• _SET TASK_:
Leave out the pictures and copy the remaining records exactly.

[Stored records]
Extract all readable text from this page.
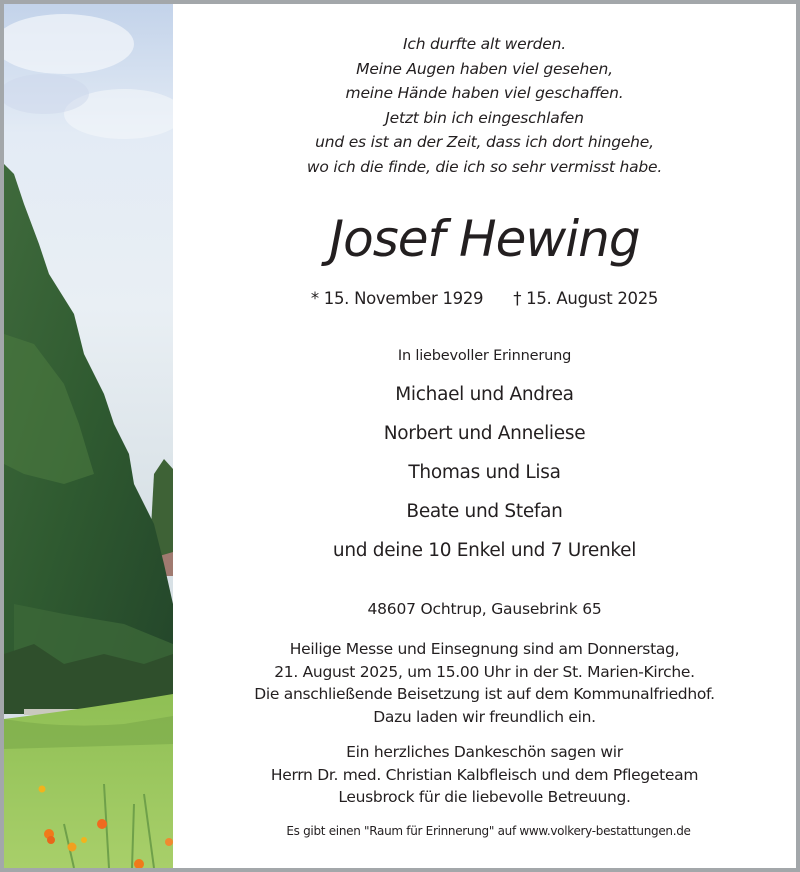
Ich durfte alt werden.
Meine Augen haben viel gesehen,
meine Hände haben viel geschaffen.
Jetzt bin ich eingeschlafen
und es ist an der Zeit, dass ich dort hingehe,
wo ich die finde, die ich so sehr vermisst habe.
Josef Hewing
* 15. November 1929 † 15. August 2025
In liebevoller Erinnerung
Michael und Andrea
Norbert und Anneliese
Thomas und Lisa
Beate und Stefan
und deine 10 Enkel und 7 Urenkel
48607 Ochtrup, Gausebrink 65
Heilige Messe und Einsegnung sind am Donnerstag,
21. August 2025, um 15.00 Uhr in der St. Marien-Kirche.
Die anschließende Beisetzung ist auf dem Kommunalfriedhof.
Dazu laden wir freundlich ein.
Ein herzliches Dankeschön sagen wir
Herrn Dr. med. Christian Kalbfleisch und dem Pflegeteam
Leusbrock für die liebevolle Betreuung.
Es gibt einen "Raum für Erinnerung" auf www.volkery-bestattungen.de
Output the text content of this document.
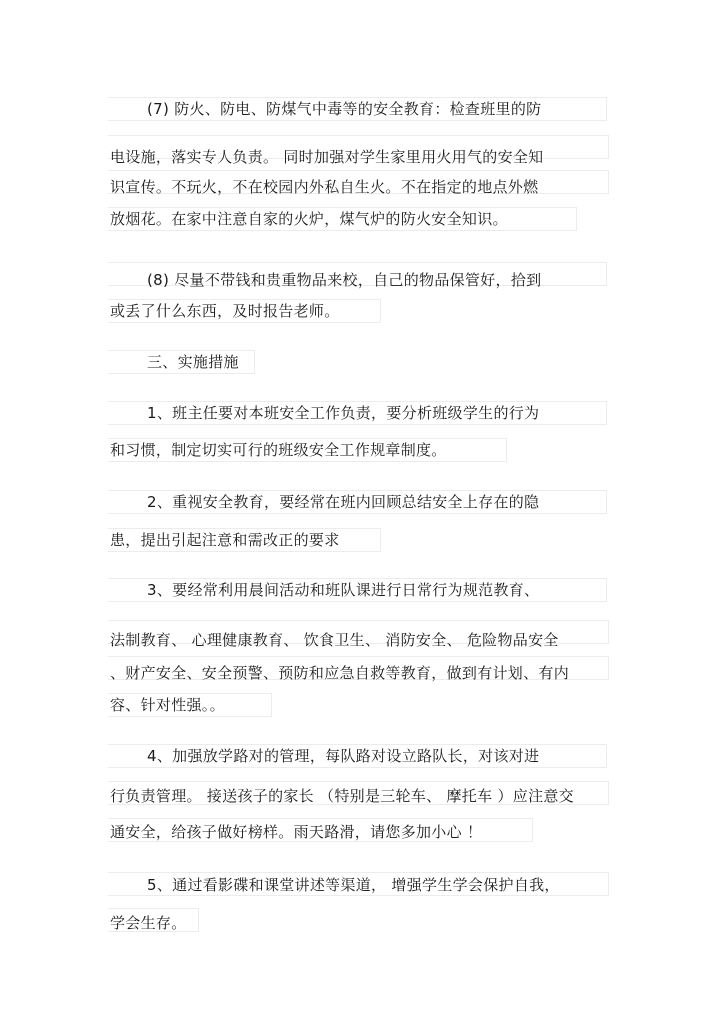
(7) 防火、防电、防煤气中毒等的安全教育：检查班里的防
电设施，落实专人负责。 同时加强对学生家里用火用气的安全知
识宣传。不玩火，不在校园内外私自生火。不在指定的地点外燃
放烟花。在家中注意自家的火炉，煤气炉的防火安全知识。
(8) 尽量不带钱和贵重物品来校，自己的物品保管好，拾到
或丢了什么东西，及时报告老师。
三、实施措施
1、班主任要对本班安全工作负责，要分析班级学生的行为
和习惯，制定切实可行的班级安全工作规章制度。
2、重视安全教育，要经常在班内回顾总结安全上存在的隐
患，提出引起注意和需改正的要求
3、要经常利用晨间活动和班队课进行日常行为规范教育、
法制教育、 心理健康教育、 饮食卫生、 消防安全、 危险物品安全
、财产安全、安全预警、预防和应急自救等教育，做到有计划、有内
容、针对性强。。
4、加强放学路对的管理，每队路对设立路队长，对该对进
行负责管理。 接送孩子的家长 （特别是三轮车、 摩托车 ）应注意交
通安全，给孩子做好榜样。雨天路滑，请您多加小心 ！
5、通过看影碟和课堂讲述等渠道， 增强学生学会保护自我，
学会生存。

• _SOLUTION FOR THIS TASK_:
Extract all readable text from this page.
Ich durfte alt werden.
Meine Augen haben viel gesehen,
meine Hände haben viel geschaffen.
Jetzt bin ich eingeschlafen
und es ist an der Zeit, dass ich dort hingehe,
wo ich die finde, die ich so sehr vermisst habe.
Josef Hewing
* 15. November 1929 † 15. August 2025
In liebevoller Erinnerung
Michael und Andrea
Norbert und Anneliese
Thomas und Lisa
Beate und Stefan
und deine 10 Enkel und 7 Urenkel
48607 Ochtrup, Gausebrink 65
Heilige Messe und Einsegnung sind am Donnerstag,
21. August 2025, um 15.00 Uhr in der St. Marien-Kirche.
Die anschließende Beisetzung ist auf dem Kommunalfriedhof.
Dazu laden wir freundlich ein.
Ein herzliches Dankeschön sagen wir
Herrn Dr. med. Christian Kalbfleisch und dem Pflegeteam
Leusbrock für die liebevolle Betreuung.
Es gibt einen "Raum für Erinnerung" auf www.volkery-bestattungen.de
Output the text content of this document.
(7) 防火、防电、防煤气中毒等的安全教育：检查班里的防
电设施，落实专人负责。 同时加强对学生家里用火用气的安全知
识宣传。不玩火，不在校园内外私自生火。不在指定的地点外燃
放烟花。在家中注意自家的火炉，煤气炉的防火安全知识。
(8) 尽量不带钱和贵重物品来校，自己的物品保管好，拾到
或丢了什么东西，及时报告老师。
三、实施措施
1、班主任要对本班安全工作负责，要分析班级学生的行为
和习惯，制定切实可行的班级安全工作规章制度。
2、重视安全教育，要经常在班内回顾总结安全上存在的隐
患，提出引起注意和需改正的要求
3、要经常利用晨间活动和班队课进行日常行为规范教育、
法制教育、 心理健康教育、 饮食卫生、 消防安全、 危险物品安全
、财产安全、安全预警、预防和应急自救等教育，做到有计划、有内
容、针对性强。。
4、加强放学路对的管理，每队路对设立路队长，对该对进
行负责管理。 接送孩子的家长 （特别是三轮车、 摩托车 ）应注意交
通安全，给孩子做好榜样。雨天路滑，请您多加小心 ！
5、通过看影碟和课堂讲述等渠道， 增强学生学会保护自我，
学会生存。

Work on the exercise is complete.